* _Opdracht_: Welke verwijzingsnummers staan tussen vierkante haken in de tekst over Piet Hein? Noem ze allemaal.

* _Gegeven tekst_:
=======

Terecht wordt dan ook in een artikel in Trouw door historicus Siebe Tissen opgemerkt:
”Ja, hij was een meedogenloze vechter in zeeslagen, zegt Thissen. Maar hij was bijvoorbeeld niet betrokken bij handel in slaven. Hij overleed in 1629, enkele jaren voor de slavenhandel opbloeide” [16]
Dat klopt.
Ik heb het nog eens nagetrokken [onder andere op Wikipedia]
Piet Hein overleed in 1629 [17], terwijl de WIC [West Indische Compagnie, waarbij Piet Hein dus in dienst was] , terwijl in 1637 het Portugese slavenbolwerk St George d’Elmina veroverd werd, waarna [Nederland had al een flink deel van Portugees Brazilie veroverd] de ellende van de slavenhandel kon beginnen. [18]
Maar dat betekent nadrukkelijk NIET, dat Piet Hein geen blaam trof!
Immers, in dienst van de WIC [die zich aanvankelijk voornamelijk toelegde op kaapvaart, piraterij tegen de Spanjaarden, met wie de Republiek der Verenigde Nederlanden nog in oorlog was] [19], met als bedoeling de Spaanse [en Portugese] handel te frustreren en hun Zuid Amerikaanse veroveringen in te pikken.

=======

* _Inhoud gegevens_:
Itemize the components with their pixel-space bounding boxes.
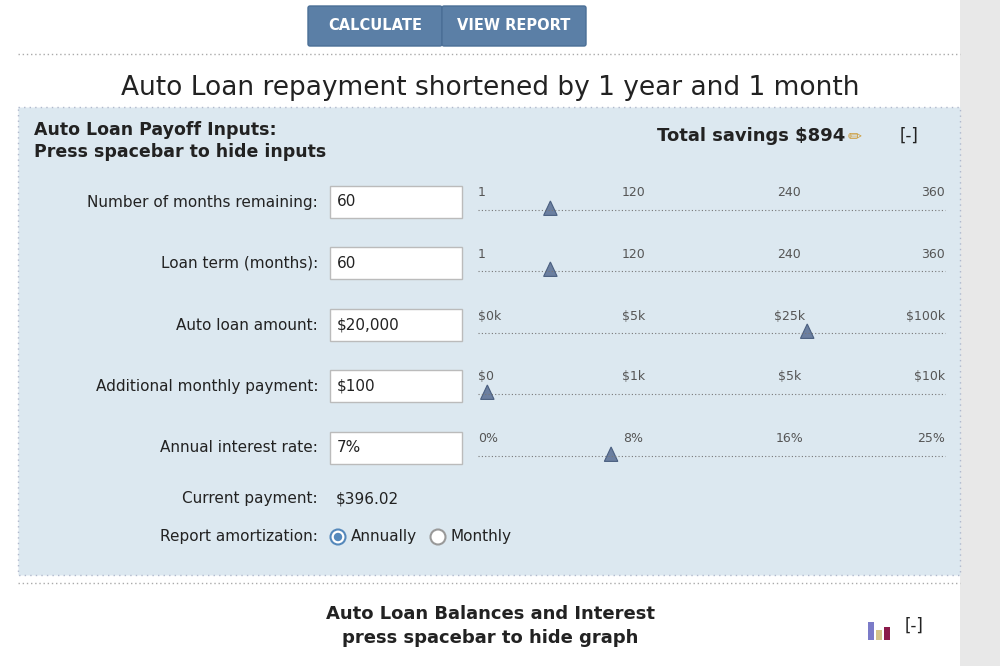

=======

* _Antwoord_: 16, 17, 18 en 19